## TO BE DONE
Every entry must be echoed exactly.

Source records
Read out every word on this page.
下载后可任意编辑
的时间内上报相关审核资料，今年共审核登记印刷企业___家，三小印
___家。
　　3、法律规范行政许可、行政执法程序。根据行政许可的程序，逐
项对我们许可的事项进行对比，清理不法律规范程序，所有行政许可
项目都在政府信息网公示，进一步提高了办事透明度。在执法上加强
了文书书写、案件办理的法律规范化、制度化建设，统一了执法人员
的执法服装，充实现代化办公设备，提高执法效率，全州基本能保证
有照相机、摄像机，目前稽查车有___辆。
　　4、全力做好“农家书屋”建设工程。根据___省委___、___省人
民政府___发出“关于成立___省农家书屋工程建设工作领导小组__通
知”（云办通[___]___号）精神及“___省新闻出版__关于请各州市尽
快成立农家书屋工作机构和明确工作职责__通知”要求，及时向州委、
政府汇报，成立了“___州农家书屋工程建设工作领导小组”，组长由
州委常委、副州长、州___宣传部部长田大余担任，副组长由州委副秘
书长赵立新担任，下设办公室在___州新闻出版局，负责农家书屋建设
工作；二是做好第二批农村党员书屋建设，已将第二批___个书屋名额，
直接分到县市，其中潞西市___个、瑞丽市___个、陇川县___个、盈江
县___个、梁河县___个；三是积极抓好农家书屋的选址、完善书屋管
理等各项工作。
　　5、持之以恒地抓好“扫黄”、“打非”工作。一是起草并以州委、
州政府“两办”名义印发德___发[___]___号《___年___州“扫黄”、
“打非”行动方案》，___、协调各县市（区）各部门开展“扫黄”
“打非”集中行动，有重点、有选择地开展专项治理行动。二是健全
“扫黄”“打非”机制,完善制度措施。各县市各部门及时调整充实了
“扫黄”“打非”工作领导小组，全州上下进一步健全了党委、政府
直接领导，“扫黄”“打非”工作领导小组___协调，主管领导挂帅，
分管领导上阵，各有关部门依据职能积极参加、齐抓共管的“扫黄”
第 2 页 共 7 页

## SOLUTION FOR THIS TASK
Read out every word on this page.
下载后可任意编辑
的时间内上报相关审核资料，今年共审核登记印刷企业___家，三小印
___家。
　　3、法律规范行政许可、行政执法程序。根据行政许可的程序，逐
项对我们许可的事项进行对比，清理不法律规范程序，所有行政许可
项目都在政府信息网公示，进一步提高了办事透明度。在执法上加强
了文书书写、案件办理的法律规范化、制度化建设，统一了执法人员
的执法服装，充实现代化办公设备，提高执法效率，全州基本能保证
有照相机、摄像机，目前稽查车有___辆。
　　4、全力做好“农家书屋”建设工程。根据___省委___、___省人
民政府___发出“关于成立___省农家书屋工程建设工作领导小组__通
知”（云办通[___]___号）精神及“___省新闻出版__关于请各州市尽
快成立农家书屋工作机构和明确工作职责__通知”要求，及时向州委、
政府汇报，成立了“___州农家书屋工程建设工作领导小组”，组长由
州委常委、副州长、州___宣传部部长田大余担任，副组长由州委副秘
书长赵立新担任，下设办公室在___州新闻出版局，负责农家书屋建设
工作；二是做好第二批农村党员书屋建设，已将第二批___个书屋名额，
直接分到县市，其中潞西市___个、瑞丽市___个、陇川县___个、盈江
县___个、梁河县___个；三是积极抓好农家书屋的选址、完善书屋管
理等各项工作。
　　5、持之以恒地抓好“扫黄”、“打非”工作。一是起草并以州委、
州政府“两办”名义印发德___发[___]___号《___年___州“扫黄”、
“打非”行动方案》，___、协调各县市（区）各部门开展“扫黄”
“打非”集中行动，有重点、有选择地开展专项治理行动。二是健全
“扫黄”“打非”机制,完善制度措施。各县市各部门及时调整充实了
“扫黄”“打非”工作领导小组，全州上下进一步健全了党委、政府
直接领导，“扫黄”“打非”工作领导小组___协调，主管领导挂帅，
分管领导上阵，各有关部门依据职能积极参加、齐抓共管的“扫黄”
第 2 页 共 7 页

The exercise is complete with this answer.